• [STATED PROBLEM]:
Wherever the word "name" appears in a line, copy that line.

Excerpts from a figure dataset
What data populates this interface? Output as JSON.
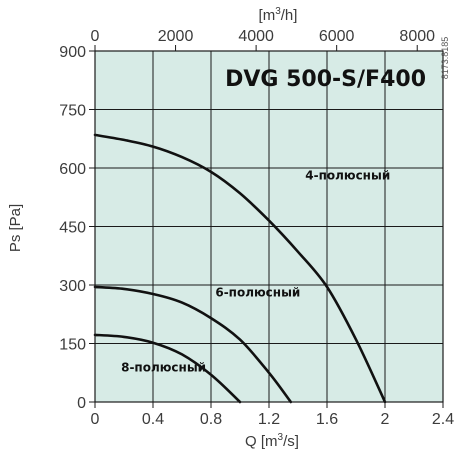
{
  "chart_data": {
    "type": "line",
    "title": "DVG 500-S/F400",
    "side_code": "8173.8185",
    "xlabel": "Q [m³/s]",
    "ylabel": "Ps [Pa]",
    "top_xlabel": "[m³/h]",
    "xlim": [
      0,
      2.4
    ],
    "ylim": [
      0,
      900
    ],
    "top_xlim": [
      0,
      8640
    ],
    "x_ticks": [
      0,
      0.4,
      0.8,
      1.2,
      1.6,
      2,
      2.4
    ],
    "x_tick_labels": [
      "0",
      "0.4",
      "0.8",
      "1.2",
      "1.6",
      "2",
      "2.4"
    ],
    "y_ticks": [
      0,
      150,
      300,
      450,
      600,
      750,
      900
    ],
    "y_tick_labels": [
      "0",
      "150",
      "300",
      "450",
      "600",
      "750",
      "900"
    ],
    "top_x_ticks": [
      0,
      2000,
      4000,
      6000,
      8000
    ],
    "top_x_tick_labels": [
      "0",
      "2000",
      "4000",
      "6000",
      "8000"
    ],
    "grid": true,
    "colors": {
      "plot_background": "#d7ebe6",
      "grid": "#1a1a1a",
      "curve": "#111111"
    },
    "series": [
      {
        "name": "4-полюсный",
        "x": [
          0,
          0.2,
          0.4,
          0.6,
          0.8,
          1.0,
          1.2,
          1.4,
          1.6,
          1.8,
          2.0
        ],
        "y": [
          685,
          672,
          655,
          628,
          590,
          535,
          465,
          385,
          295,
          160,
          0
        ]
      },
      {
        "name": "6-полюсный",
        "x": [
          0,
          0.2,
          0.4,
          0.6,
          0.8,
          1.0,
          1.2,
          1.35
        ],
        "y": [
          295,
          290,
          277,
          255,
          215,
          160,
          75,
          0
        ]
      },
      {
        "name": "8-полюсный",
        "x": [
          0,
          0.2,
          0.4,
          0.6,
          0.8,
          1.0
        ],
        "y": [
          172,
          167,
          152,
          122,
          70,
          0
        ]
      }
    ],
    "series_label_positions": [
      {
        "x": 1.45,
        "y": 570
      },
      {
        "x": 0.83,
        "y": 270
      },
      {
        "x": 0.18,
        "y": 78
      }
    ]
  }
}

• [OUTPUT OF THE EXERCISE]:
        "name": "4-полюсный",
        "name": "6-полюсный",
        "name": "8-полюсный",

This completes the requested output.